▶ What you are asked to do:
Exactly as written, quote every line that follows, skipping the images.

▶ Dataset excerpts:
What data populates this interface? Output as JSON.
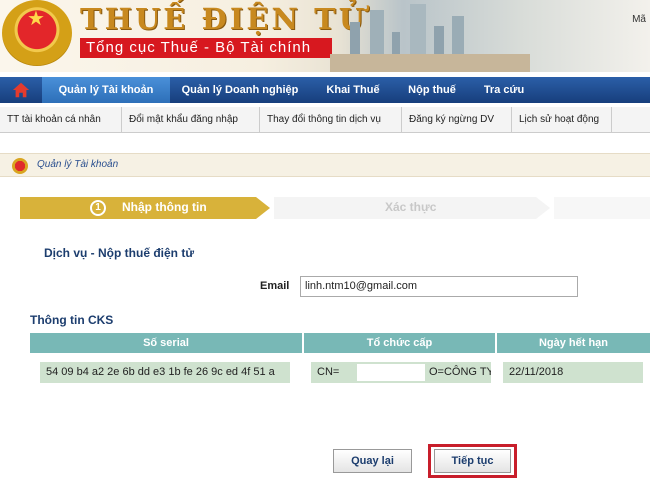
{
  "header": {
    "title": "THUẾ ĐIỆN TỬ",
    "subtitle": "Tổng cục Thuế - Bộ Tài chính",
    "right_text": "Mã"
  },
  "main_nav": [
    "Quản lý Tài khoản",
    "Quản lý Doanh nghiệp",
    "Khai Thuế",
    "Nộp thuế",
    "Tra cứu"
  ],
  "sub_nav": [
    "TT tài khoản cá nhân",
    "Đổi mật khẩu đăng nhập",
    "Thay đổi thông tin dịch vụ",
    "Đăng ký ngừng DV",
    "Lịch sử hoạt động"
  ],
  "breadcrumb": "Quản lý Tài khoản",
  "steps": {
    "step1_number": "1",
    "step1_label": "Nhập thông tin",
    "step2_label": "Xác thực"
  },
  "service_label": "Dịch vụ - Nộp thuế điện tử",
  "email": {
    "label": "Email",
    "value": "linh.ntm10@gmail.com"
  },
  "cks": {
    "title": "Thông tin CKS",
    "headers": [
      "Số serial",
      "Tổ chức cấp",
      "Ngày hết hạn"
    ],
    "row": {
      "serial": "54 09 b4 a2 2e 6b dd e3 1b fe 26 9c ed 4f 51 a",
      "issuer_prefix": "CN=",
      "issuer_suffix": "O=CÔNG TY",
      "expiry": "22/11/2018"
    }
  },
  "buttons": {
    "back": "Quay lại",
    "continue": "Tiếp tục"
  },
  "colors": {
    "nav_blue": "#1f4c92",
    "nav_active": "#3d82cd",
    "step_active": "#d8b23a",
    "table_header": "#78b8b6",
    "table_cell": "#cfe2cf",
    "highlight": "#c81e2b"
  }
}
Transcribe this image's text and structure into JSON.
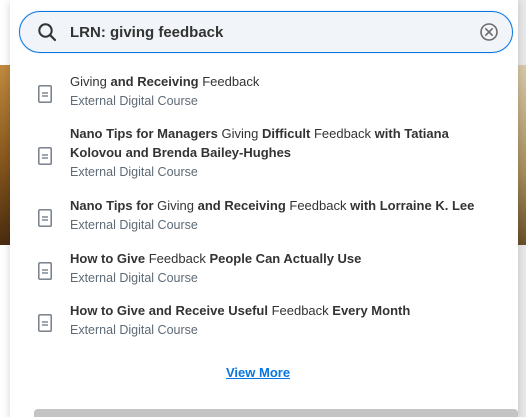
{
  "search": {
    "value": "LRN: giving feedback",
    "icon": "search-icon",
    "clear_icon": "clear-icon"
  },
  "results": [
    {
      "title_parts": [
        {
          "text": "Giving",
          "bold": false
        },
        {
          "text": " and Receiving ",
          "bold": true
        },
        {
          "text": "Feedback",
          "bold": false
        }
      ],
      "type": "External Digital Course"
    },
    {
      "title_parts": [
        {
          "text": "Nano Tips for Managers ",
          "bold": true
        },
        {
          "text": "Giving",
          "bold": false
        },
        {
          "text": " Difficult ",
          "bold": true
        },
        {
          "text": "Feedback",
          "bold": false
        },
        {
          "text": " with Tatiana Kolovou and Brenda Bailey-Hughes",
          "bold": true
        }
      ],
      "type": "External Digital Course"
    },
    {
      "title_parts": [
        {
          "text": "Nano Tips for ",
          "bold": true
        },
        {
          "text": "Giving",
          "bold": false
        },
        {
          "text": " and Receiving ",
          "bold": true
        },
        {
          "text": "Feedback",
          "bold": false
        },
        {
          "text": " with Lorraine K. Lee",
          "bold": true
        }
      ],
      "type": "External Digital Course"
    },
    {
      "title_parts": [
        {
          "text": "How to Give ",
          "bold": true
        },
        {
          "text": "Feedback",
          "bold": false
        },
        {
          "text": " People Can Actually Use",
          "bold": true
        }
      ],
      "type": "External Digital Course"
    },
    {
      "title_parts": [
        {
          "text": "How to Give and Receive Useful ",
          "bold": true
        },
        {
          "text": "Feedback",
          "bold": false
        },
        {
          "text": " Every Month",
          "bold": true
        }
      ],
      "type": "External Digital Course"
    }
  ],
  "view_more_label": "View More",
  "colors": {
    "accent": "#0875e1",
    "text": "#333333",
    "subtext": "#5e6a75"
  }
}
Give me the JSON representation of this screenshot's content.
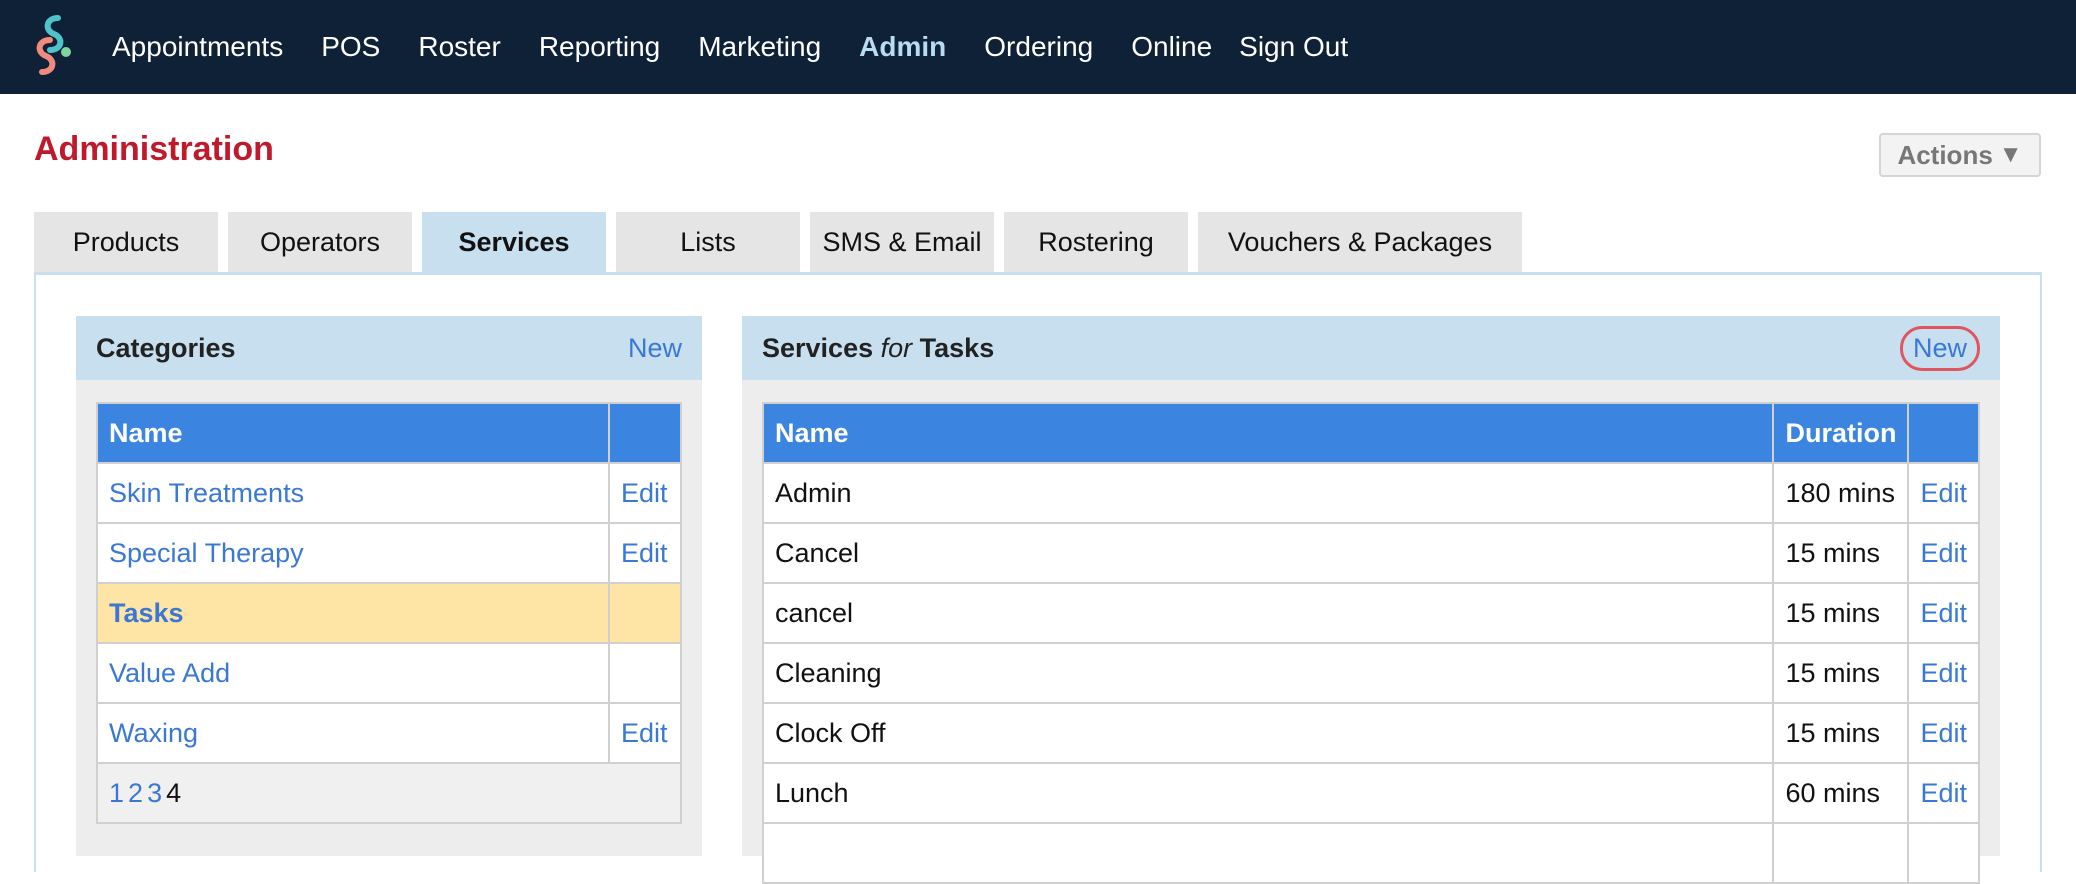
{
  "nav": {
    "items": [
      "Appointments",
      "POS",
      "Roster",
      "Reporting",
      "Marketing",
      "Admin",
      "Ordering",
      "Online",
      "Sign Out"
    ],
    "active": "Admin"
  },
  "header": {
    "title": "Administration",
    "actions_label": "Actions"
  },
  "tabs": [
    "Products",
    "Operators",
    "Services",
    "Lists",
    "SMS & Email",
    "Rostering",
    "Vouchers & Packages"
  ],
  "active_tab": "Services",
  "categories": {
    "title": "Categories",
    "new_label": "New",
    "col_name": "Name",
    "rows": [
      {
        "name": "Skin Treatments",
        "edit": "Edit"
      },
      {
        "name": "Special Therapy",
        "edit": "Edit"
      },
      {
        "name": "Tasks",
        "edit": ""
      },
      {
        "name": "Value Add",
        "edit": ""
      },
      {
        "name": "Waxing",
        "edit": "Edit"
      }
    ],
    "pages": [
      "1",
      "2",
      "3",
      "4"
    ],
    "current_page": "4"
  },
  "services": {
    "title_prefix": "Services",
    "title_for": "for",
    "title_category": "Tasks",
    "new_label": "New",
    "col_name": "Name",
    "col_duration": "Duration",
    "rows": [
      {
        "name": "Admin",
        "duration": "180 mins",
        "edit": "Edit"
      },
      {
        "name": "Cancel",
        "duration": "15 mins",
        "edit": "Edit"
      },
      {
        "name": "cancel",
        "duration": "15 mins",
        "edit": "Edit"
      },
      {
        "name": "Cleaning",
        "duration": "15 mins",
        "edit": "Edit"
      },
      {
        "name": "Clock Off",
        "duration": "15 mins",
        "edit": "Edit"
      },
      {
        "name": "Lunch",
        "duration": "60 mins",
        "edit": "Edit"
      }
    ]
  },
  "colors": {
    "nav_bg": "#0f2136",
    "title_red": "#c0192c",
    "link_blue": "#3a78d4",
    "table_header": "#3b84e0",
    "panel_header": "#c8dff0",
    "selected_row": "#fee5a5",
    "highlight_circle": "#e0555e"
  }
}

▶ Correct answer:
What data populates this interface? Output as JSON.
{
  "header": {
    "title": "THUẾ ĐIỆN TỬ",
    "subtitle": "Tổng cục Thuế - Bộ Tài chính",
    "right_text": "Mã"
  },
  "main_nav": [
    "Quản lý Tài khoản",
    "Quản lý Doanh nghiệp",
    "Khai Thuế",
    "Nộp thuế",
    "Tra cứu"
  ],
  "sub_nav": [
    "TT tài khoản cá nhân",
    "Đổi mật khẩu đăng nhập",
    "Thay đổi thông tin dịch vụ",
    "Đăng ký ngừng DV",
    "Lịch sử hoạt động"
  ],
  "breadcrumb": "Quản lý Tài khoản",
  "steps": {
    "step1_number": "1",
    "step1_label": "Nhập thông tin",
    "step2_label": "Xác thực"
  },
  "service_label": "Dịch vụ - Nộp thuế điện tử",
  "email": {
    "label": "Email",
    "value": "linh.ntm10@gmail.com"
  },
  "cks": {
    "title": "Thông tin CKS",
    "headers": [
      "Số serial",
      "Tổ chức cấp",
      "Ngày hết hạn"
    ],
    "row": {
      "serial": "54 09 b4 a2 2e 6b dd e3 1b fe 26 9c ed 4f 51 a",
      "issuer_prefix": "CN=",
      "issuer_suffix": "O=CÔNG TY",
      "expiry": "22/11/2018"
    }
  },
  "buttons": {
    "back": "Quay lại",
    "continue": "Tiếp tục"
  },
  "colors": {
    "nav_blue": "#1f4c92",
    "nav_active": "#3d82cd",
    "step_active": "#d8b23a",
    "table_header": "#78b8b6",
    "table_cell": "#cfe2cf",
    "highlight": "#c81e2b"
  }
}
Transcribe this image's text and structure into JSON.
{
  "search": {
    "value": "LRN: giving feedback",
    "icon": "search-icon",
    "clear_icon": "clear-icon"
  },
  "results": [
    {
      "title_parts": [
        {
          "text": "Giving",
          "bold": false
        },
        {
          "text": " and Receiving ",
          "bold": true
        },
        {
          "text": "Feedback",
          "bold": false
        }
      ],
      "type": "External Digital Course"
    },
    {
      "title_parts": [
        {
          "text": "Nano Tips for Managers ",
          "bold": true
        },
        {
          "text": "Giving",
          "bold": false
        },
        {
          "text": " Difficult ",
          "bold": true
        },
        {
          "text": "Feedback",
          "bold": false
        },
        {
          "text": " with Tatiana Kolovou and Brenda Bailey-Hughes",
          "bold": true
        }
      ],
      "type": "External Digital Course"
    },
    {
      "title_parts": [
        {
          "text": "Nano Tips for ",
          "bold": true
        },
        {
          "text": "Giving",
          "bold": false
        },
        {
          "text": " and Receiving ",
          "bold": true
        },
        {
          "text": "Feedback",
          "bold": false
        },
        {
          "text": " with Lorraine K. Lee",
          "bold": true
        }
      ],
      "type": "External Digital Course"
    },
    {
      "title_parts": [
        {
          "text": "How to Give ",
          "bold": true
        },
        {
          "text": "Feedback",
          "bold": false
        },
        {
          "text": " People Can Actually Use",
          "bold": true
        }
      ],
      "type": "External Digital Course"
    },
    {
      "title_parts": [
        {
          "text": "How to Give and Receive Useful ",
          "bold": true
        },
        {
          "text": "Feedback",
          "bold": false
        },
        {
          "text": " Every Month",
          "bold": true
        }
      ],
      "type": "External Digital Course"
    }
  ],
  "view_more_label": "View More",
  "colors": {
    "accent": "#0875e1",
    "text": "#333333",
    "subtext": "#5e6a75"
  }
}
Give me the JSON representation of this screenshot's content.
{
  "nav": {
    "items": [
      "Appointments",
      "POS",
      "Roster",
      "Reporting",
      "Marketing",
      "Admin",
      "Ordering",
      "Online",
      "Sign Out"
    ],
    "active": "Admin"
  },
  "header": {
    "title": "Administration",
    "actions_label": "Actions"
  },
  "tabs": [
    "Products",
    "Operators",
    "Services",
    "Lists",
    "SMS & Email",
    "Rostering",
    "Vouchers & Packages"
  ],
  "active_tab": "Services",
  "categories": {
    "title": "Categories",
    "new_label": "New",
    "col_name": "Name",
    "rows": [
      {
        "name": "Skin Treatments",
        "edit": "Edit"
      },
      {
        "name": "Special Therapy",
        "edit": "Edit"
      },
      {
        "name": "Tasks",
        "edit": ""
      },
      {
        "name": "Value Add",
        "edit": ""
      },
      {
        "name": "Waxing",
        "edit": "Edit"
      }
    ],
    "pages": [
      "1",
      "2",
      "3",
      "4"
    ],
    "current_page": "4"
  },
  "services": {
    "title_prefix": "Services",
    "title_for": "for",
    "title_category": "Tasks",
    "new_label": "New",
    "col_name": "Name",
    "col_duration": "Duration",
    "rows": [
      {
        "name": "Admin",
        "duration": "180 mins",
        "edit": "Edit"
      },
      {
        "name": "Cancel",
        "duration": "15 mins",
        "edit": "Edit"
      },
      {
        "name": "cancel",
        "duration": "15 mins",
        "edit": "Edit"
      },
      {
        "name": "Cleaning",
        "duration": "15 mins",
        "edit": "Edit"
      },
      {
        "name": "Clock Off",
        "duration": "15 mins",
        "edit": "Edit"
      },
      {
        "name": "Lunch",
        "duration": "60 mins",
        "edit": "Edit"
      }
    ]
  },
  "colors": {
    "nav_bg": "#0f2136",
    "title_red": "#c0192c",
    "link_blue": "#3a78d4",
    "table_header": "#3b84e0",
    "panel_header": "#c8dff0",
    "selected_row": "#fee5a5",
    "highlight_circle": "#e0555e"
  }
}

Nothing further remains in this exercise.